**EXERCISE BRIEF:** Copy out the entries exactly, from the first line to the last.

**INFORMATION SUPPLIED:**
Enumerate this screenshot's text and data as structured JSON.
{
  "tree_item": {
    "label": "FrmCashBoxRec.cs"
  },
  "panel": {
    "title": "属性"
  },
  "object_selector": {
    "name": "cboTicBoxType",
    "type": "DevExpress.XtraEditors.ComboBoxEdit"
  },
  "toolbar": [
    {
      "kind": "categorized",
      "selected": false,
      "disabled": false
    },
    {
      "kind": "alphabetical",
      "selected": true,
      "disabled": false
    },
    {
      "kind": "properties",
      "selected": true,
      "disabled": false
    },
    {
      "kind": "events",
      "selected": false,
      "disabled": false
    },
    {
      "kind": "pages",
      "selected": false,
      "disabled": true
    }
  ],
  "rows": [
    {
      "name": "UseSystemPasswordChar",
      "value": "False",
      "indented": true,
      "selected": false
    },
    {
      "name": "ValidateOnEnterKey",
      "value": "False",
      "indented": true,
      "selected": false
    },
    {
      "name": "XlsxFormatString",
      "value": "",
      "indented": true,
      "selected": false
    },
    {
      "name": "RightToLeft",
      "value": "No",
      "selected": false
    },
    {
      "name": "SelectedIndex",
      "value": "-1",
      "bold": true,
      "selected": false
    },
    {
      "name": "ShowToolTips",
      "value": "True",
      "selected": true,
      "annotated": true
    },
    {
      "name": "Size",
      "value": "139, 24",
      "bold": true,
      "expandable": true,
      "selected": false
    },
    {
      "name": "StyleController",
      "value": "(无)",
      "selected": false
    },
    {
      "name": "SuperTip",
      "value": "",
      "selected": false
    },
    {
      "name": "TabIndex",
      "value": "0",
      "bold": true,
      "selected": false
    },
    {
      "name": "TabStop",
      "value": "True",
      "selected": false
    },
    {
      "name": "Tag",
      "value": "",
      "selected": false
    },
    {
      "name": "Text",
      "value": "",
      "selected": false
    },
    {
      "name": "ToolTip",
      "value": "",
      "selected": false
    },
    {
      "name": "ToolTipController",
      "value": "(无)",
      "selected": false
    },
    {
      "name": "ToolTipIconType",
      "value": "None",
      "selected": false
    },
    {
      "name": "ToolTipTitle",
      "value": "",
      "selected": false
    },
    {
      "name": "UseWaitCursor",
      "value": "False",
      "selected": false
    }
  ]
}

**TASK OUTPUT:**
Enumerate this screenshot's text and data as structured JSON.
{
  "tree_item": {
    "label": "FrmCashBoxRec.cs"
  },
  "panel": {
    "title": "属性"
  },
  "object_selector": {
    "name": "cboTicBoxType",
    "type": "DevExpress.XtraEditors.ComboBoxEdit"
  },
  "toolbar": [
    {
      "kind": "categorized",
      "selected": false,
      "disabled": false
    },
    {
      "kind": "alphabetical",
      "selected": true,
      "disabled": false
    },
    {
      "kind": "properties",
      "selected": true,
      "disabled": false
    },
    {
      "kind": "events",
      "selected": false,
      "disabled": false
    },
    {
      "kind": "pages",
      "selected": false,
      "disabled": true
    }
  ],
  "rows": [
    {
      "name": "UseSystemPasswordChar",
      "value": "False",
      "indented": true,
      "selected": false
    },
    {
      "name": "ValidateOnEnterKey",
      "value": "False",
      "indented": true,
      "selected": false
    },
    {
      "name": "XlsxFormatString",
      "value": "",
      "indented": true,
      "selected": false
    },
    {
      "name": "RightToLeft",
      "value": "No",
      "selected": false
    },
    {
      "name": "SelectedIndex",
      "value": "-1",
      "bold": true,
      "selected": false
    },
    {
      "name": "ShowToolTips",
      "value": "True",
      "selected": true,
      "annotated": true
    },
    {
      "name": "Size",
      "value": "139, 24",
      "bold": true,
      "expandable": true,
      "selected": false
    },
    {
      "name": "StyleController",
      "value": "(无)",
      "selected": false
    },
    {
      "name": "SuperTip",
      "value": "",
      "selected": false
    },
    {
      "name": "TabIndex",
      "value": "0",
      "bold": true,
      "selected": false
    },
    {
      "name": "TabStop",
      "value": "True",
      "selected": false
    },
    {
      "name": "Tag",
      "value": "",
      "selected": false
    },
    {
      "name": "Text",
      "value": "",
      "selected": false
    },
    {
      "name": "ToolTip",
      "value": "",
      "selected": false
    },
    {
      "name": "ToolTipController",
      "value": "(无)",
      "selected": false
    },
    {
      "name": "ToolTipIconType",
      "value": "None",
      "selected": false
    },
    {
      "name": "ToolTipTitle",
      "value": "",
      "selected": false
    },
    {
      "name": "UseWaitCursor",
      "value": "False",
      "selected": false
    }
  ]
}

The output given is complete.